> _WHAT YOU SHOULD DO_
Reproduce every entry exactly, without alteration.

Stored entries

begin

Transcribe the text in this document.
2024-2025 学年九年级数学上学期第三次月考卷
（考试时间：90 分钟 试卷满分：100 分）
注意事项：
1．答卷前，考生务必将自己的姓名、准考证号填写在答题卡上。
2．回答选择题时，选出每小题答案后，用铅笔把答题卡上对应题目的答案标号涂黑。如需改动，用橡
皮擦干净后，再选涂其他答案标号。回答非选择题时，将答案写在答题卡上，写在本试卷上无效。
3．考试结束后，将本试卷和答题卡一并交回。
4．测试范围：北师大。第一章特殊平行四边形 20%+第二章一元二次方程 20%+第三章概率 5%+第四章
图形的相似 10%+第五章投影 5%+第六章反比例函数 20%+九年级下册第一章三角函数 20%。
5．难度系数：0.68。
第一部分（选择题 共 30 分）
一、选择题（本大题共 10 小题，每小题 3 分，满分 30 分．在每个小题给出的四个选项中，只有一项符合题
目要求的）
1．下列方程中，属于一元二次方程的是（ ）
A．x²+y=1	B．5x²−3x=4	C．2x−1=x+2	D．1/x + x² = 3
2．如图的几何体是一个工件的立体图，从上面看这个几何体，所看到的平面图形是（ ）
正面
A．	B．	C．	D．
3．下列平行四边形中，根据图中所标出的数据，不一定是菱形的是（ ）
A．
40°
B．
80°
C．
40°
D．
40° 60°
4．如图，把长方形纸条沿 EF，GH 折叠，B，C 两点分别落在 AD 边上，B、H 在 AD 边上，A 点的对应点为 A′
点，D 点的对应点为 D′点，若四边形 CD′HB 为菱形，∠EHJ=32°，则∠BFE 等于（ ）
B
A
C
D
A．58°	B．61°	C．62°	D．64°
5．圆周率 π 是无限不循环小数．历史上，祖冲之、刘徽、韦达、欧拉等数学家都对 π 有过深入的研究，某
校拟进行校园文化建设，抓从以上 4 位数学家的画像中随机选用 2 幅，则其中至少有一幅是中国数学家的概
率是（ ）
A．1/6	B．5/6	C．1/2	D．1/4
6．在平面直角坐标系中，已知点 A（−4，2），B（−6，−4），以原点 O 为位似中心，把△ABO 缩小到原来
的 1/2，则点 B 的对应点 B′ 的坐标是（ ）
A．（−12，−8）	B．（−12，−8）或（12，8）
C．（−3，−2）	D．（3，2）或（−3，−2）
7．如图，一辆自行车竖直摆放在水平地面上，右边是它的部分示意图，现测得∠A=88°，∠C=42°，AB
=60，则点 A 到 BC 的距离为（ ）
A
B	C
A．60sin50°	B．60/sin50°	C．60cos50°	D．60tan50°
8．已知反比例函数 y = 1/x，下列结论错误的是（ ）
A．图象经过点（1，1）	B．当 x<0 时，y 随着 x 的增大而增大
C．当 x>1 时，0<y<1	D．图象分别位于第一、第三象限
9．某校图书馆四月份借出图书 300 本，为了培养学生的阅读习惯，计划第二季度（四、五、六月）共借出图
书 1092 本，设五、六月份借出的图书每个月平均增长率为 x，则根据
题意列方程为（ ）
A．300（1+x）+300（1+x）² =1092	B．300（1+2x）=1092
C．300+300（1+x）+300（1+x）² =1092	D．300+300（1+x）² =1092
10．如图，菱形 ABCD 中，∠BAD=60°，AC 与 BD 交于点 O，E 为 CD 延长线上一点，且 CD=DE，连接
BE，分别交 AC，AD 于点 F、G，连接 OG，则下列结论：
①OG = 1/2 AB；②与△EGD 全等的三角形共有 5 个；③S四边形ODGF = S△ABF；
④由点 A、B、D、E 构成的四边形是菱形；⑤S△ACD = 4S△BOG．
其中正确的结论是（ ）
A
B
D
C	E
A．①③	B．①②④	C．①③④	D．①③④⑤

end

> _OUTPUT_
Transcribe the text in this document.
2024-2025 学年九年级数学上学期第三次月考卷
（考试时间：90 分钟 试卷满分：100 分）
注意事项：
1．答卷前，考生务必将自己的姓名、准考证号填写在答题卡上。
2．回答选择题时，选出每小题答案后，用铅笔把答题卡上对应题目的答案标号涂黑。如需改动，用橡
皮擦干净后，再选涂其他答案标号。回答非选择题时，将答案写在答题卡上，写在本试卷上无效。
3．考试结束后，将本试卷和答题卡一并交回。
4．测试范围：北师大。第一章特殊平行四边形 20%+第二章一元二次方程 20%+第三章概率 5%+第四章
图形的相似 10%+第五章投影 5%+第六章反比例函数 20%+九年级下册第一章三角函数 20%。
5．难度系数：0.68。
第一部分（选择题 共 30 分）
一、选择题（本大题共 10 小题，每小题 3 分，满分 30 分．在每个小题给出的四个选项中，只有一项符合题
目要求的）
1．下列方程中，属于一元二次方程的是（ ）
A．x²+y=1	B．5x²−3x=4	C．2x−1=x+2	D．1/x + x² = 3
2．如图的几何体是一个工件的立体图，从上面看这个几何体，所看到的平面图形是（ ）
正面
A．	B．	C．	D．
3．下列平行四边形中，根据图中所标出的数据，不一定是菱形的是（ ）
A．
40°
B．
80°
C．
40°
D．
40° 60°
4．如图，把长方形纸条沿 EF，GH 折叠，B，C 两点分别落在 AD 边上，B、H 在 AD 边上，A 点的对应点为 A′
点，D 点的对应点为 D′点，若四边形 CD′HB 为菱形，∠EHJ=32°，则∠BFE 等于（ ）
B
A
C
D
A．58°	B．61°	C．62°	D．64°
5．圆周率 π 是无限不循环小数．历史上，祖冲之、刘徽、韦达、欧拉等数学家都对 π 有过深入的研究，某
校拟进行校园文化建设，抓从以上 4 位数学家的画像中随机选用 2 幅，则其中至少有一幅是中国数学家的概
率是（ ）
A．1/6	B．5/6	C．1/2	D．1/4
6．在平面直角坐标系中，已知点 A（−4，2），B（−6，−4），以原点 O 为位似中心，把△ABO 缩小到原来
的 1/2，则点 B 的对应点 B′ 的坐标是（ ）
A．（−12，−8）	B．（−12，−8）或（12，8）
C．（−3，−2）	D．（3，2）或（−3，−2）
7．如图，一辆自行车竖直摆放在水平地面上，右边是它的部分示意图，现测得∠A=88°，∠C=42°，AB
=60，则点 A 到 BC 的距离为（ ）
A
B	C
A．60sin50°	B．60/sin50°	C．60cos50°	D．60tan50°
8．已知反比例函数 y = 1/x，下列结论错误的是（ ）
A．图象经过点（1，1）	B．当 x<0 时，y 随着 x 的增大而增大
C．当 x>1 时，0<y<1	D．图象分别位于第一、第三象限
9．某校图书馆四月份借出图书 300 本，为了培养学生的阅读习惯，计划第二季度（四、五、六月）共借出图
书 1092 本，设五、六月份借出的图书每个月平均增长率为 x，则根据
题意列方程为（ ）
A．300（1+x）+300（1+x）² =1092	B．300（1+2x）=1092
C．300+300（1+x）+300（1+x）² =1092	D．300+300（1+x）² =1092
10．如图，菱形 ABCD 中，∠BAD=60°，AC 与 BD 交于点 O，E 为 CD 延长线上一点，且 CD=DE，连接
BE，分别交 AC，AD 于点 F、G，连接 OG，则下列结论：
①OG = 1/2 AB；②与△EGD 全等的三角形共有 5 个；③S四边形ODGF = S△ABF；
④由点 A、B、D、E 构成的四边形是菱形；⑤S△ACD = 4S△BOG．
其中正确的结论是（ ）
A
B
D
C	E
A．①③	B．①②④	C．①③④	D．①③④⑤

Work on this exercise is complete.